Request: Put the lines into a JSON list of strings, one string per line with blank lines dropped, starting with the line containing "value-label: 177 <box>615 456 640 473</box>" and continuing through the line containing "source: Source: Bureau". Include only those lines.

Region annotation records:
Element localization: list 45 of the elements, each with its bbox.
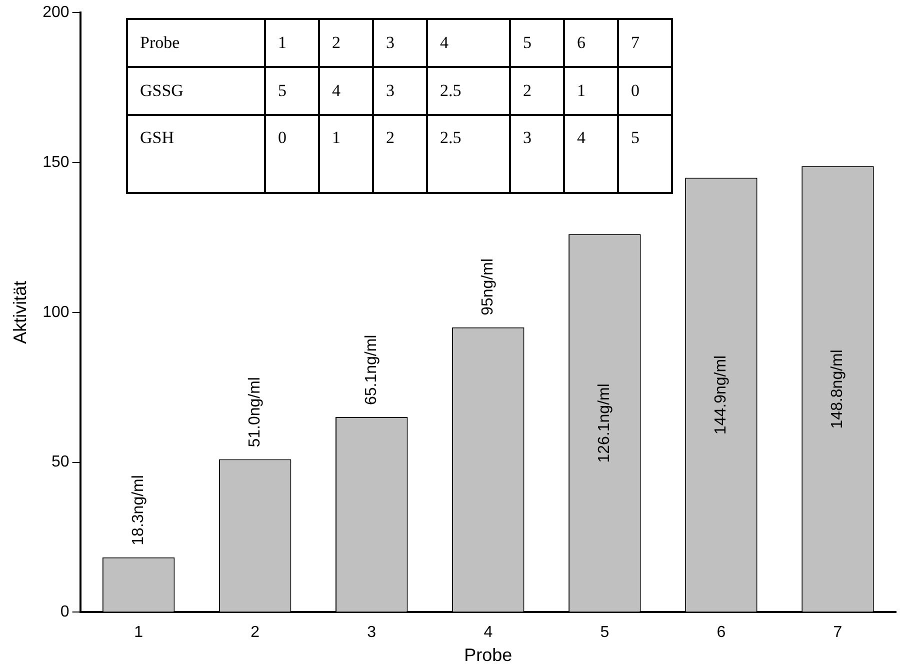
x-tick-label: 6 (716, 624, 726, 642)
annotation: 3 (510, 115, 564, 193)
data-label: 144.9ng/ml (712, 355, 730, 435)
data-label: 51.0ng/ml (246, 377, 264, 448)
annotation: 4 (564, 115, 618, 193)
x-tick-label: 1 (134, 624, 144, 642)
annotation: 2 (510, 67, 564, 115)
annotation: 7 (618, 19, 672, 67)
y-axis-title: Aktivität (10, 280, 30, 344)
y-tick-label: 0 (60, 604, 70, 621)
annotation: Probe (127, 19, 265, 67)
data-label: 148.8ng/ml (829, 350, 846, 429)
annotation: 5 (265, 67, 319, 115)
annotation: 1 (265, 19, 319, 67)
annotation: GSSG (127, 67, 265, 115)
annotation: 5 (618, 115, 672, 193)
annotation: 3 (373, 67, 427, 115)
data-label: 95ng/ml (480, 258, 497, 316)
x-tick-label: 3 (367, 624, 376, 642)
x-tick-label: 2 (250, 624, 260, 642)
annotation: 6 (564, 19, 618, 67)
x-tick-label: 4 (484, 624, 493, 642)
annotation: 0 (618, 67, 672, 115)
annotation: 4 (427, 19, 510, 67)
annotation: 1 (564, 67, 618, 115)
y-tick-label: 50 (52, 454, 70, 471)
y-tick-label: 100 (42, 304, 70, 321)
x-tick-label: 5 (600, 624, 610, 642)
data-label: 18.3ng/ml (130, 475, 147, 546)
annotation: 2 (373, 115, 427, 193)
y-tick-label: 150 (42, 154, 70, 171)
annotation: 2.5 (427, 115, 510, 193)
x-tick-label: 7 (833, 624, 842, 642)
data-label: 126.1ng/ml (596, 384, 614, 463)
y-tick-label: 200 (42, 4, 70, 22)
annotation: 4 (319, 67, 373, 115)
x-axis-title: Probe (464, 645, 512, 666)
annotation: 2 (319, 19, 373, 67)
annotation: 0 (265, 115, 319, 193)
annotation: 1 (319, 115, 373, 193)
annotation: GSH (127, 115, 265, 193)
annotation: 3 (373, 19, 427, 67)
annotation: 5 (510, 19, 564, 67)
data-label: 65.1ng/ml (363, 334, 380, 406)
annotation: 2.5 (427, 67, 510, 115)
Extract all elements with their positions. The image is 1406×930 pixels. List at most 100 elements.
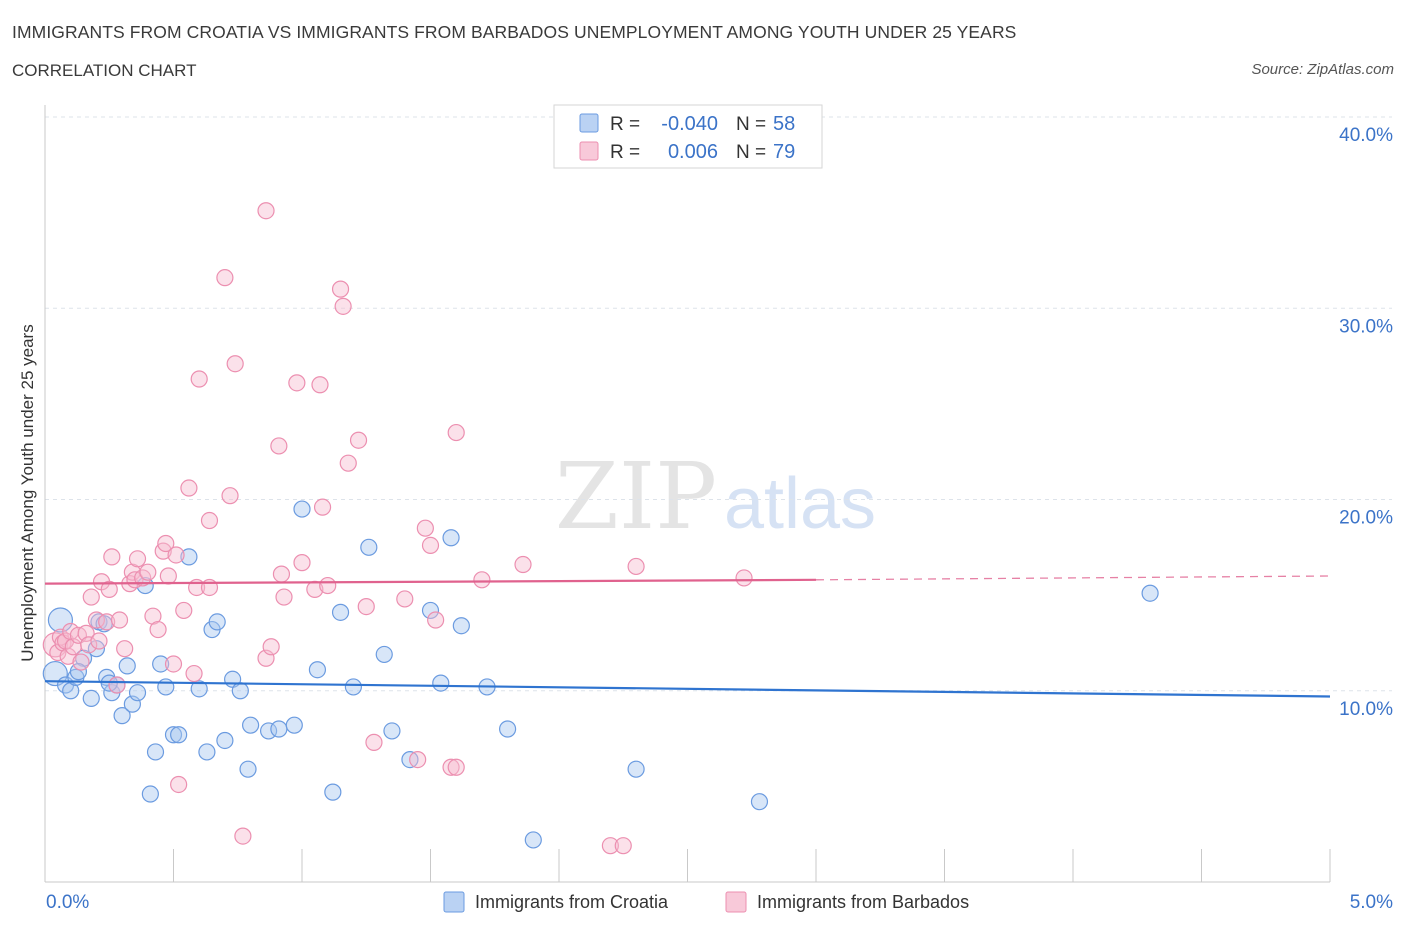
croatia-point [47, 607, 74, 633]
barbados-point [421, 536, 440, 555]
barbados-point [473, 571, 491, 589]
croatia-point [259, 722, 278, 740]
barbados-trend-line-extension [815, 575, 1331, 581]
series-croatia [42, 500, 1159, 849]
barbados-trend-line [44, 578, 817, 585]
barbados-point [80, 636, 98, 654]
barbados-point [221, 487, 239, 505]
barbados-point [87, 611, 106, 629]
barbados-point [313, 498, 332, 516]
croatia-trend-line [44, 680, 1331, 698]
barbados-point [167, 546, 185, 564]
croatia-point [239, 760, 257, 778]
chart-subtitle: CORRELATION CHART [12, 61, 197, 80]
x-tick-labels: 0.0% 5.0% [46, 892, 1393, 913]
barbados-point [349, 431, 368, 449]
barbados-point [170, 775, 188, 794]
barbados-point [157, 534, 175, 553]
barbados-point [416, 519, 434, 537]
barbados-point [627, 557, 645, 576]
stats-n-label-croatia: N = [736, 114, 766, 135]
barbados-point [288, 374, 306, 392]
croatia-point [285, 716, 303, 734]
croatia-point [198, 743, 216, 761]
y-tick-label: 20.0% [1339, 508, 1393, 529]
stats-r-value-barbados: 0.006 [668, 141, 718, 163]
barbados-point [442, 758, 460, 776]
barbados-point [614, 837, 632, 855]
barbados-point [270, 437, 288, 455]
barbados-point [110, 611, 129, 629]
croatia-point [208, 613, 226, 631]
y-tick-label: 30.0% [1339, 316, 1393, 337]
croatia-point [42, 660, 68, 687]
barbados-point [103, 548, 121, 566]
stats-n-value-barbados: 79 [773, 141, 795, 163]
croatia-point [627, 760, 645, 778]
barbados-point [262, 638, 280, 656]
barbados-point [601, 837, 620, 855]
barbados-point [365, 733, 383, 751]
y-tick-label: 10.0% [1339, 699, 1393, 720]
croatia-point [170, 726, 188, 744]
legend: Immigrants from Croatia Immigrants from … [443, 891, 969, 913]
watermark-atlas: atlas [724, 464, 876, 544]
croatia-point [180, 548, 198, 566]
croatia-point [157, 678, 175, 696]
y-tick-labels: 10.0% 20.0% 30.0% 40.0% [1339, 125, 1393, 720]
x-tick-label: 0.0% [46, 892, 89, 913]
barbados-point [357, 597, 375, 616]
barbados-point [339, 454, 357, 472]
trend-lines [44, 575, 1331, 698]
barbados-point [272, 565, 291, 583]
croatia-point [128, 684, 147, 702]
stats-r-label-barbados: R = [610, 142, 640, 163]
stats-n-label-barbados: N = [736, 142, 766, 163]
croatia-point [375, 645, 393, 664]
barbados-point [185, 664, 203, 683]
stats-swatch-croatia [579, 113, 599, 133]
barbados-point [427, 611, 445, 629]
barbados-point [175, 601, 193, 620]
croatia-point [344, 678, 362, 696]
croatia-point [442, 529, 460, 547]
barbados-point [82, 588, 100, 606]
barbados-point [226, 355, 244, 373]
barbados-point [108, 676, 126, 694]
axes [44, 105, 1331, 883]
barbados-point [396, 590, 414, 608]
croatia-point [141, 785, 159, 803]
legend-label-croatia: Immigrants from Croatia [475, 892, 669, 912]
chart-title: IMMIGRANTS FROM CROATIA VS IMMIGRANTS FR… [12, 22, 1017, 42]
croatia-point [452, 617, 470, 635]
barbados-point [447, 423, 465, 442]
barbados-point [447, 758, 465, 776]
x-tick-label: 5.0% [1350, 892, 1393, 913]
barbados-point [311, 376, 329, 394]
croatia-point [69, 663, 88, 681]
croatia-point [216, 731, 234, 750]
croatia-point [750, 793, 769, 811]
croatia-point [190, 680, 208, 698]
barbados-point [200, 511, 219, 530]
legend-label-barbados: Immigrants from Barbados [757, 892, 969, 912]
source-label: Source: ZipAtlas.com [1251, 61, 1394, 78]
croatia-point [383, 722, 401, 740]
barbados-point [216, 269, 234, 287]
croatia-point [1141, 584, 1159, 602]
barbados-point [159, 567, 177, 585]
croatia-point [432, 674, 450, 692]
barbados-point [72, 653, 90, 671]
croatia-point [421, 601, 440, 620]
croatia-point [499, 720, 517, 738]
croatia-point [308, 661, 327, 679]
barbados-point [275, 588, 293, 606]
barbados-point [128, 550, 147, 568]
croatia-point [331, 603, 350, 621]
stats-r-value-croatia: -0.040 [661, 113, 718, 135]
croatia-point [231, 682, 249, 700]
barbados-point [149, 620, 167, 639]
barbados-point [293, 554, 311, 572]
barbados-point [116, 640, 134, 658]
barbados-point [735, 569, 753, 587]
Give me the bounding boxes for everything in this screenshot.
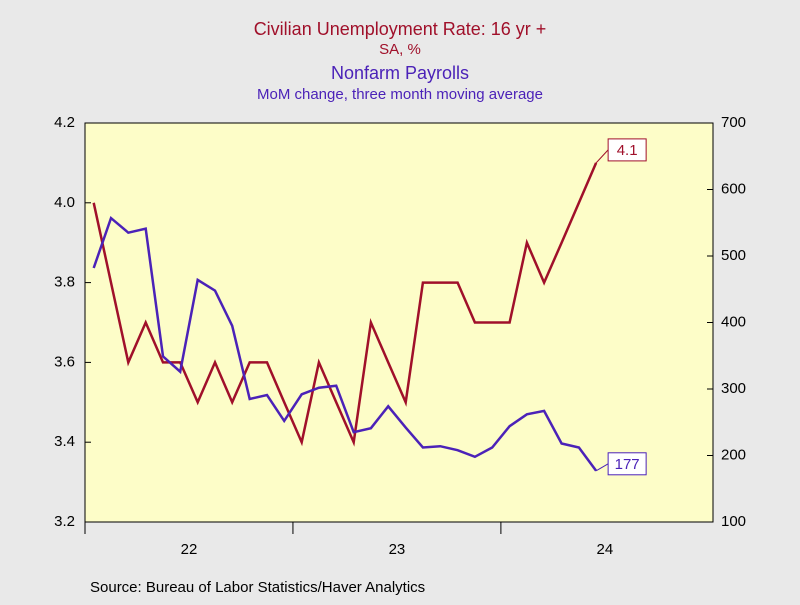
value-label: 177 <box>615 456 640 473</box>
y-tick-label: 4.2 <box>54 114 75 131</box>
x-tick-label: 24 <box>597 541 614 558</box>
y-tick-label: 3.2 <box>54 513 75 530</box>
subtitle: MoM change, three month moving average <box>257 86 543 103</box>
y2-tick-label: 700 <box>721 114 746 131</box>
y-tick-label: 3.4 <box>54 433 75 450</box>
y2-tick-label: 300 <box>721 380 746 397</box>
title: Civilian Unemployment Rate: 16 yr + <box>254 19 547 39</box>
title: Nonfarm Payrolls <box>331 63 469 83</box>
y-tick-label: 3.8 <box>54 274 75 291</box>
y-tick-label: 4.0 <box>54 194 75 211</box>
value-label-box <box>607 138 647 162</box>
label-leader <box>595 149 609 164</box>
y2-tick-label: 200 <box>721 446 746 463</box>
y2-tick-label: 600 <box>721 180 746 197</box>
y2-tick-label: 400 <box>721 313 746 330</box>
x-tick-label: 23 <box>389 541 406 558</box>
y-tick-label: 3.6 <box>54 353 75 370</box>
y2-tick-label: 100 <box>721 513 746 530</box>
series-line <box>92 162 598 447</box>
x-tick-label: 22 <box>181 541 198 558</box>
series-line <box>92 215 598 472</box>
value-label: 4.1 <box>617 142 638 159</box>
subtitle: SA, % <box>379 41 421 58</box>
label-leader <box>595 463 609 472</box>
source: Source: Bureau of Labor Statistics/Haver… <box>90 579 425 596</box>
y2-tick-label: 500 <box>721 247 746 264</box>
value-label-box <box>607 452 647 476</box>
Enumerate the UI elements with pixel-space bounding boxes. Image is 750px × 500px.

Problem solution:
[
  "value-label: 177 <box>615 456 640 473</box>",
  "y-tick-label: 4.2 <box>54 114 75 131</box>",
  "x-tick-label: 24 <box>597 541 614 558</box>",
  "y-tick-label: 3.2 <box>54 513 75 530</box>",
  "subtitle: MoM change, three month moving average <box>257 86 543 103</box>",
  "y2-tick-label: 700 <box>721 114 746 131</box>",
  "y-tick-label: 3.4 <box>54 433 75 450</box>",
  "y2-tick-label: 300 <box>721 380 746 397</box>",
  "title: Civilian Unemployment Rate: 16 yr + <box>254 19 547 39</box>",
  "title: Nonfarm Payrolls <box>331 63 469 83</box>",
  "y-tick-label: 3.8 <box>54 274 75 291</box>",
  "y-tick-label: 4.0 <box>54 194 75 211</box>",
  "value-label-box <box>607 138 647 162</box>",
  "label-leader <box>595 149 609 164</box>",
  "y2-tick-label: 200 <box>721 446 746 463</box>",
  "y2-tick-label: 600 <box>721 180 746 197</box>",
  "y2-tick-label: 400 <box>721 313 746 330</box>",
  "x-tick-label: 23 <box>389 541 406 558</box>",
  "y-tick-label: 3.6 <box>54 353 75 370</box>",
  "y2-tick-label: 100 <box>721 513 746 530</box>",
  "series-line <box>92 162 598 447</box>",
  "x-tick-label: 22 <box>181 541 198 558</box>",
  "series-line <box>92 215 598 472</box>",
  "value-label: 4.1 <box>617 142 638 159</box>",
  "subtitle: SA, % <box>379 41 421 58</box>",
  "label-leader <box>595 463 609 472</box>",
  "source: Source: Bureau of Labor Statistics/Haver… <box>90 579 425 596</box>"
]